- **What needs to be done**
All the data should be repeated exactly. Any image in it is left out.

>> Start Given information

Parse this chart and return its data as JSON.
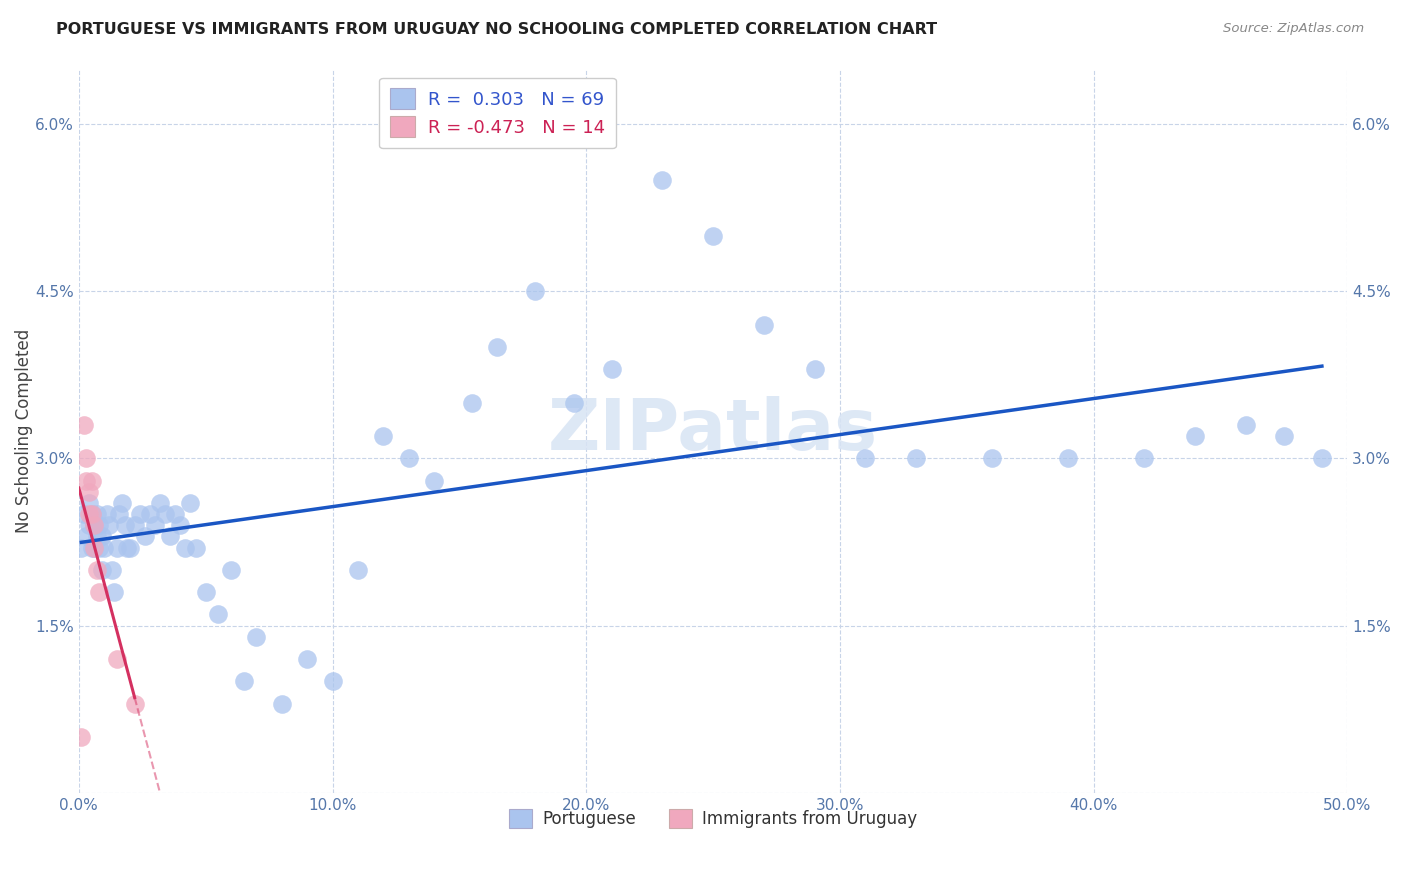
{
  "title": "PORTUGUESE VS IMMIGRANTS FROM URUGUAY NO SCHOOLING COMPLETED CORRELATION CHART",
  "source": "Source: ZipAtlas.com",
  "ylabel": "No Schooling Completed",
  "xlim": [
    0.0,
    0.5
  ],
  "ylim": [
    0.0,
    0.065
  ],
  "xticks": [
    0.0,
    0.1,
    0.2,
    0.3,
    0.4,
    0.5
  ],
  "yticks": [
    0.0,
    0.015,
    0.03,
    0.045,
    0.06
  ],
  "ytick_labels": [
    "",
    "1.5%",
    "3.0%",
    "4.5%",
    "6.0%"
  ],
  "xtick_labels": [
    "0.0%",
    "10.0%",
    "20.0%",
    "30.0%",
    "40.0%",
    "50.0%"
  ],
  "blue_R": 0.303,
  "blue_N": 69,
  "pink_R": -0.473,
  "pink_N": 14,
  "blue_color": "#aac4ee",
  "pink_color": "#f0a8be",
  "blue_line_color": "#1a56c4",
  "pink_line_color": "#d43060",
  "legend_label_blue": "Portuguese",
  "legend_label_pink": "Immigrants from Uruguay",
  "blue_x": [
    0.001,
    0.002,
    0.003,
    0.004,
    0.004,
    0.005,
    0.005,
    0.006,
    0.006,
    0.007,
    0.007,
    0.008,
    0.008,
    0.009,
    0.009,
    0.01,
    0.011,
    0.012,
    0.013,
    0.014,
    0.015,
    0.016,
    0.017,
    0.018,
    0.019,
    0.02,
    0.022,
    0.024,
    0.026,
    0.028,
    0.03,
    0.032,
    0.034,
    0.036,
    0.038,
    0.04,
    0.042,
    0.044,
    0.046,
    0.05,
    0.055,
    0.06,
    0.065,
    0.07,
    0.08,
    0.09,
    0.1,
    0.11,
    0.12,
    0.13,
    0.14,
    0.155,
    0.165,
    0.18,
    0.195,
    0.21,
    0.23,
    0.25,
    0.27,
    0.29,
    0.31,
    0.33,
    0.36,
    0.39,
    0.42,
    0.44,
    0.46,
    0.475,
    0.49
  ],
  "blue_y": [
    0.022,
    0.025,
    0.023,
    0.024,
    0.026,
    0.022,
    0.025,
    0.024,
    0.022,
    0.025,
    0.023,
    0.022,
    0.024,
    0.023,
    0.02,
    0.022,
    0.025,
    0.024,
    0.02,
    0.018,
    0.022,
    0.025,
    0.026,
    0.024,
    0.022,
    0.022,
    0.024,
    0.025,
    0.023,
    0.025,
    0.024,
    0.026,
    0.025,
    0.023,
    0.025,
    0.024,
    0.022,
    0.026,
    0.022,
    0.018,
    0.016,
    0.02,
    0.01,
    0.014,
    0.008,
    0.012,
    0.01,
    0.02,
    0.032,
    0.03,
    0.028,
    0.035,
    0.04,
    0.045,
    0.035,
    0.038,
    0.055,
    0.05,
    0.042,
    0.038,
    0.03,
    0.03,
    0.03,
    0.03,
    0.03,
    0.032,
    0.033,
    0.032,
    0.03
  ],
  "pink_x": [
    0.001,
    0.002,
    0.003,
    0.003,
    0.004,
    0.004,
    0.005,
    0.005,
    0.006,
    0.006,
    0.007,
    0.008,
    0.015,
    0.022
  ],
  "pink_y": [
    0.005,
    0.033,
    0.03,
    0.028,
    0.027,
    0.025,
    0.028,
    0.025,
    0.024,
    0.022,
    0.02,
    0.018,
    0.012,
    0.008
  ]
}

>> End Given information

- **Solution to this exercise**
Parse this chart and return its data as JSON.
{
  "title": "PORTUGUESE VS IMMIGRANTS FROM URUGUAY NO SCHOOLING COMPLETED CORRELATION CHART",
  "source": "Source: ZipAtlas.com",
  "ylabel": "No Schooling Completed",
  "xlim": [
    0.0,
    0.5
  ],
  "ylim": [
    0.0,
    0.065
  ],
  "xticks": [
    0.0,
    0.1,
    0.2,
    0.3,
    0.4,
    0.5
  ],
  "yticks": [
    0.0,
    0.015,
    0.03,
    0.045,
    0.06
  ],
  "ytick_labels": [
    "",
    "1.5%",
    "3.0%",
    "4.5%",
    "6.0%"
  ],
  "xtick_labels": [
    "0.0%",
    "10.0%",
    "20.0%",
    "30.0%",
    "40.0%",
    "50.0%"
  ],
  "blue_R": 0.303,
  "blue_N": 69,
  "pink_R": -0.473,
  "pink_N": 14,
  "blue_color": "#aac4ee",
  "pink_color": "#f0a8be",
  "blue_line_color": "#1a56c4",
  "pink_line_color": "#d43060",
  "legend_label_blue": "Portuguese",
  "legend_label_pink": "Immigrants from Uruguay",
  "blue_x": [
    0.001,
    0.002,
    0.003,
    0.004,
    0.004,
    0.005,
    0.005,
    0.006,
    0.006,
    0.007,
    0.007,
    0.008,
    0.008,
    0.009,
    0.009,
    0.01,
    0.011,
    0.012,
    0.013,
    0.014,
    0.015,
    0.016,
    0.017,
    0.018,
    0.019,
    0.02,
    0.022,
    0.024,
    0.026,
    0.028,
    0.03,
    0.032,
    0.034,
    0.036,
    0.038,
    0.04,
    0.042,
    0.044,
    0.046,
    0.05,
    0.055,
    0.06,
    0.065,
    0.07,
    0.08,
    0.09,
    0.1,
    0.11,
    0.12,
    0.13,
    0.14,
    0.155,
    0.165,
    0.18,
    0.195,
    0.21,
    0.23,
    0.25,
    0.27,
    0.29,
    0.31,
    0.33,
    0.36,
    0.39,
    0.42,
    0.44,
    0.46,
    0.475,
    0.49
  ],
  "blue_y": [
    0.022,
    0.025,
    0.023,
    0.024,
    0.026,
    0.022,
    0.025,
    0.024,
    0.022,
    0.025,
    0.023,
    0.022,
    0.024,
    0.023,
    0.02,
    0.022,
    0.025,
    0.024,
    0.02,
    0.018,
    0.022,
    0.025,
    0.026,
    0.024,
    0.022,
    0.022,
    0.024,
    0.025,
    0.023,
    0.025,
    0.024,
    0.026,
    0.025,
    0.023,
    0.025,
    0.024,
    0.022,
    0.026,
    0.022,
    0.018,
    0.016,
    0.02,
    0.01,
    0.014,
    0.008,
    0.012,
    0.01,
    0.02,
    0.032,
    0.03,
    0.028,
    0.035,
    0.04,
    0.045,
    0.035,
    0.038,
    0.055,
    0.05,
    0.042,
    0.038,
    0.03,
    0.03,
    0.03,
    0.03,
    0.03,
    0.032,
    0.033,
    0.032,
    0.03
  ],
  "pink_x": [
    0.001,
    0.002,
    0.003,
    0.003,
    0.004,
    0.004,
    0.005,
    0.005,
    0.006,
    0.006,
    0.007,
    0.008,
    0.015,
    0.022
  ],
  "pink_y": [
    0.005,
    0.033,
    0.03,
    0.028,
    0.027,
    0.025,
    0.028,
    0.025,
    0.024,
    0.022,
    0.02,
    0.018,
    0.012,
    0.008
  ]
}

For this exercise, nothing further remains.